## [WHAT YOU ARE ASKED TO DO]
In the records below, find each line containing the word "Layer" and copy it.

## BEGIN EXTRACTED INFORMATION

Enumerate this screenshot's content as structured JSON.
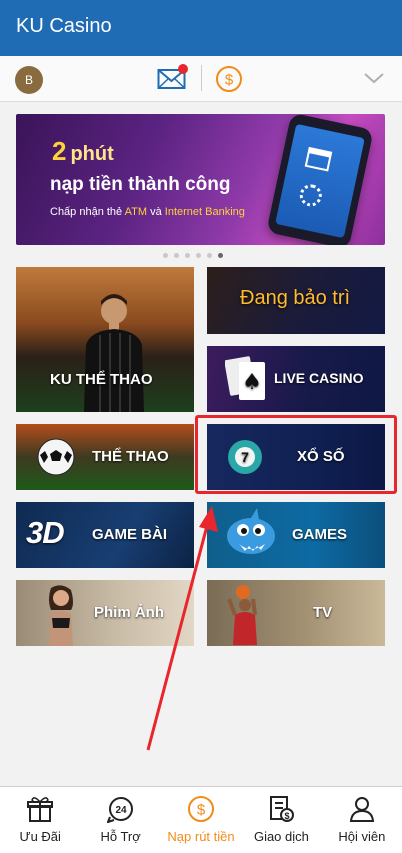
{
  "app": {
    "title": "KU Casino"
  },
  "user": {
    "avatar_letter": "B"
  },
  "banner": {
    "headline_num": "2",
    "headline_word": "phút",
    "line2": "nạp tiền thành công",
    "line3_prefix": "Chấp nhận thẻ",
    "line3_atm": "ATM",
    "line3_mid": "và",
    "line3_ib": "Internet Banking",
    "dots_total": 6,
    "dots_active_index": 5
  },
  "tiles": {
    "ku_sport": "KU THỂ THAO",
    "maintenance": "Đang bảo trì",
    "live_casino": "LIVE CASINO",
    "sports": "THỂ THAO",
    "lottery": "XỔ SỐ",
    "card_games": "GAME BÀI",
    "card_games_badge": "3D",
    "games": "GAMES",
    "movies": "Phim Ảnh",
    "tv": "TV"
  },
  "nav": [
    {
      "label": "Ưu Đãi",
      "icon": "gift-icon"
    },
    {
      "label": "Hỗ Trợ",
      "icon": "support-24-icon"
    },
    {
      "label": "Nạp rút tiền",
      "icon": "deposit-coin-icon",
      "active": true
    },
    {
      "label": "Giao dịch",
      "icon": "transaction-icon"
    },
    {
      "label": "Hội viên",
      "icon": "member-icon"
    }
  ],
  "colors": {
    "header": "#1f6cb5",
    "accent_orange": "#f08c1a",
    "annotation_red": "#e8262d"
  }
}
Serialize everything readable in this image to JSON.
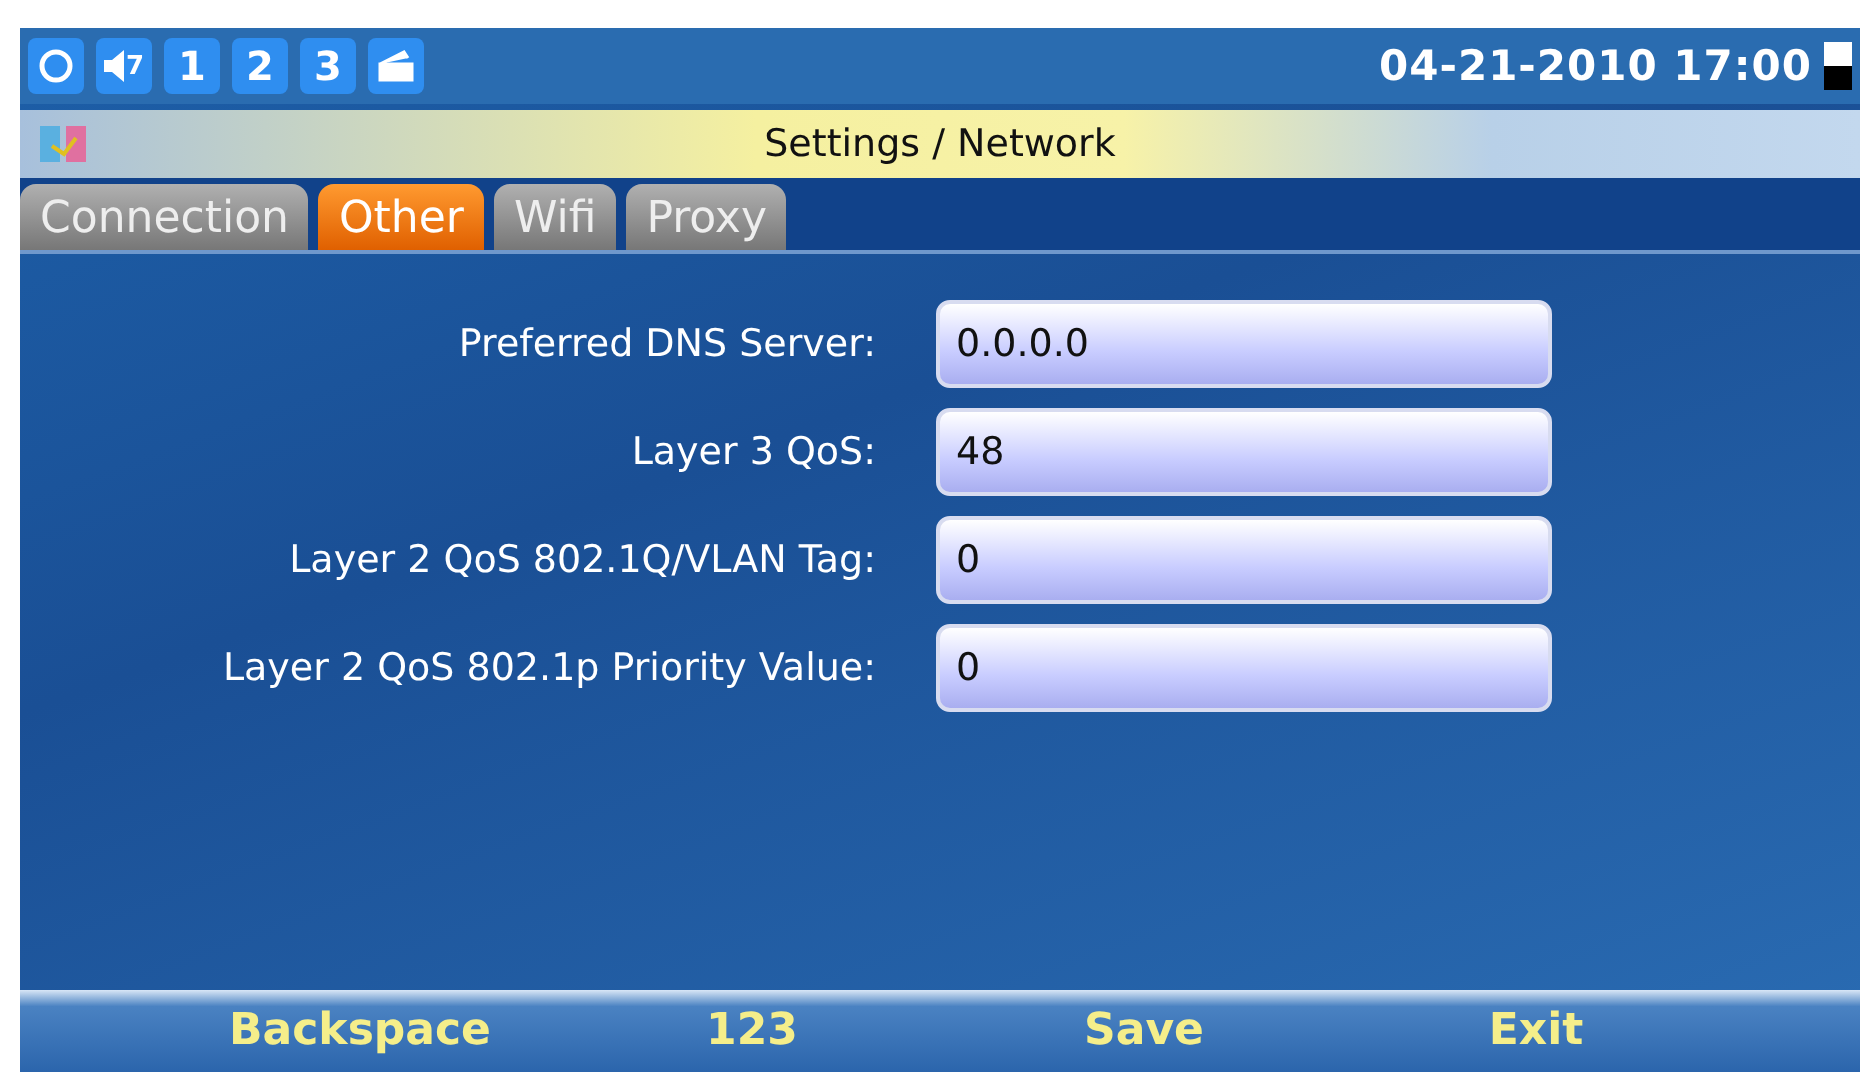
{
  "status_bar": {
    "icons": [
      {
        "kind": "network"
      },
      {
        "kind": "volume",
        "label": "7"
      },
      {
        "kind": "line",
        "label": "1"
      },
      {
        "kind": "line",
        "label": "2"
      },
      {
        "kind": "line",
        "label": "3"
      },
      {
        "kind": "message"
      }
    ],
    "datetime": "04-21-2010 17:00"
  },
  "window": {
    "title": "Settings / Network"
  },
  "tabs": [
    {
      "label": "Connection",
      "selected": false
    },
    {
      "label": "Other",
      "selected": true
    },
    {
      "label": "Wifi",
      "selected": false
    },
    {
      "label": "Proxy",
      "selected": false
    }
  ],
  "fields": [
    {
      "label": "Preferred DNS Server:",
      "value": "0.0.0.0"
    },
    {
      "label": "Layer 3 QoS:",
      "value": "48"
    },
    {
      "label": "Layer 2 QoS 802.1Q/VLAN Tag:",
      "value": "0"
    },
    {
      "label": "Layer 2 QoS 802.1p Priority Value:",
      "value": "0"
    }
  ],
  "softkeys": [
    "Backspace",
    "123",
    "Save",
    "Exit"
  ]
}
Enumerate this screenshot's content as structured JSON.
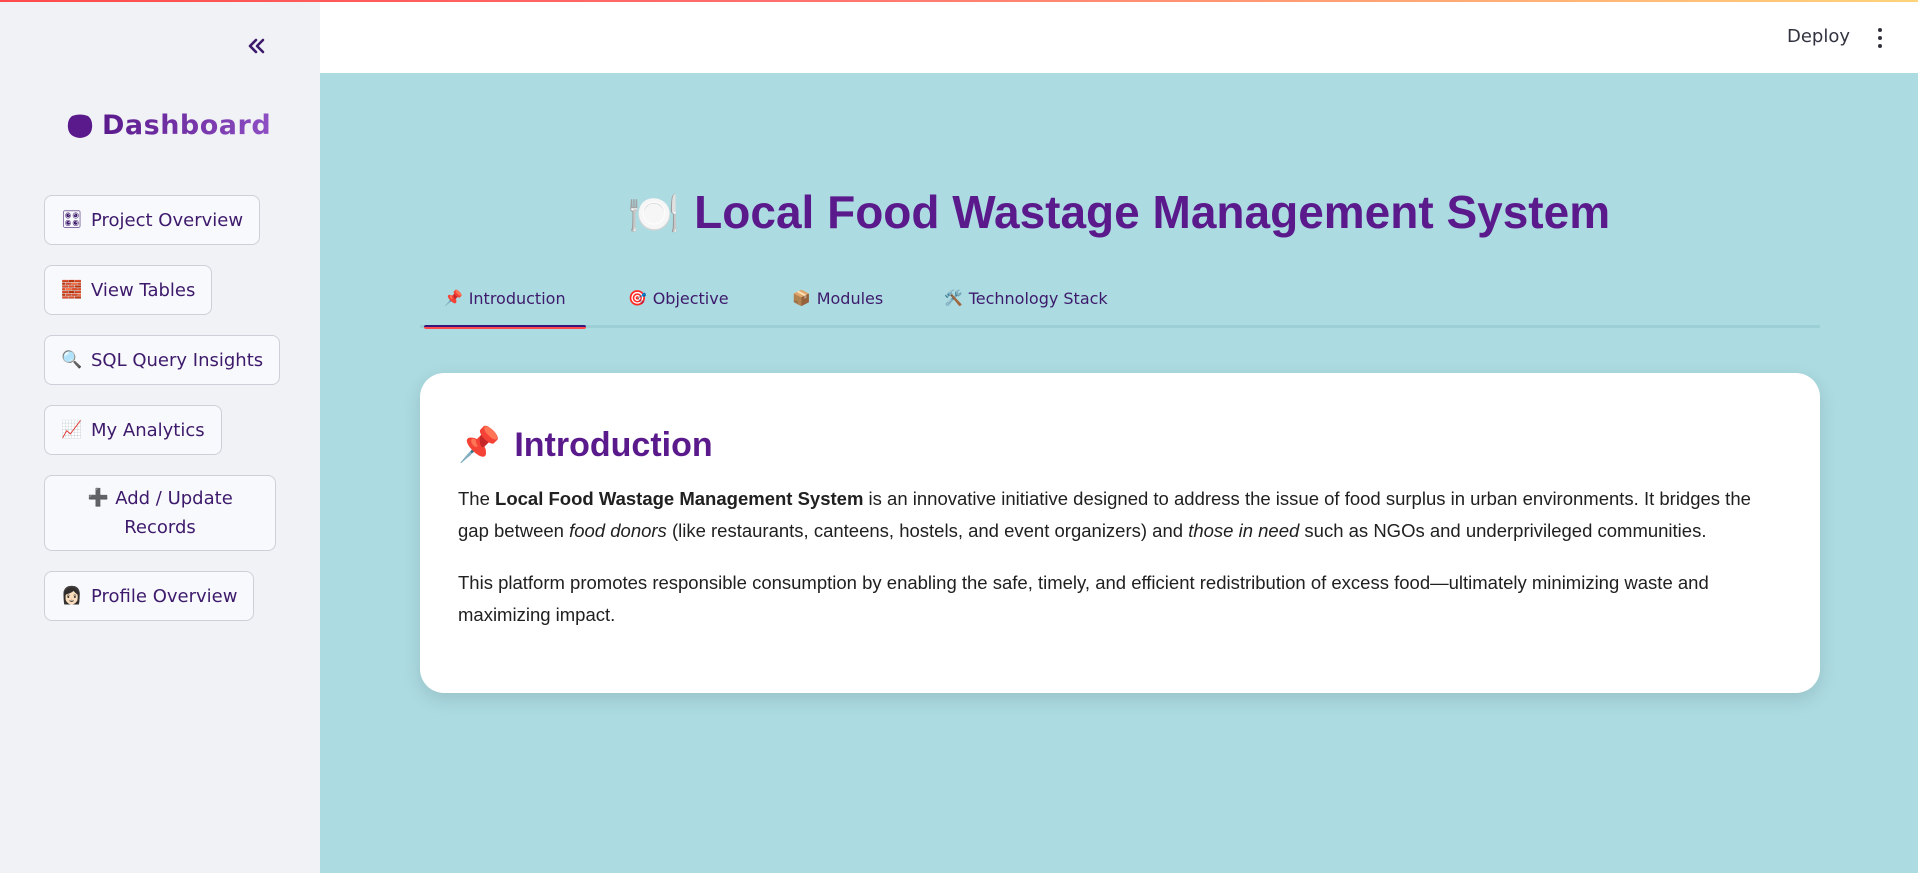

## END EXTRACTED INFORMATION

## [SOLUTION TO THE PROBLEM]
      "label": "Layer 3 QoS:",
      "label": "Layer 2 QoS 802.1Q/VLAN Tag:",
      "label": "Layer 2 QoS 802.1p Priority Value:",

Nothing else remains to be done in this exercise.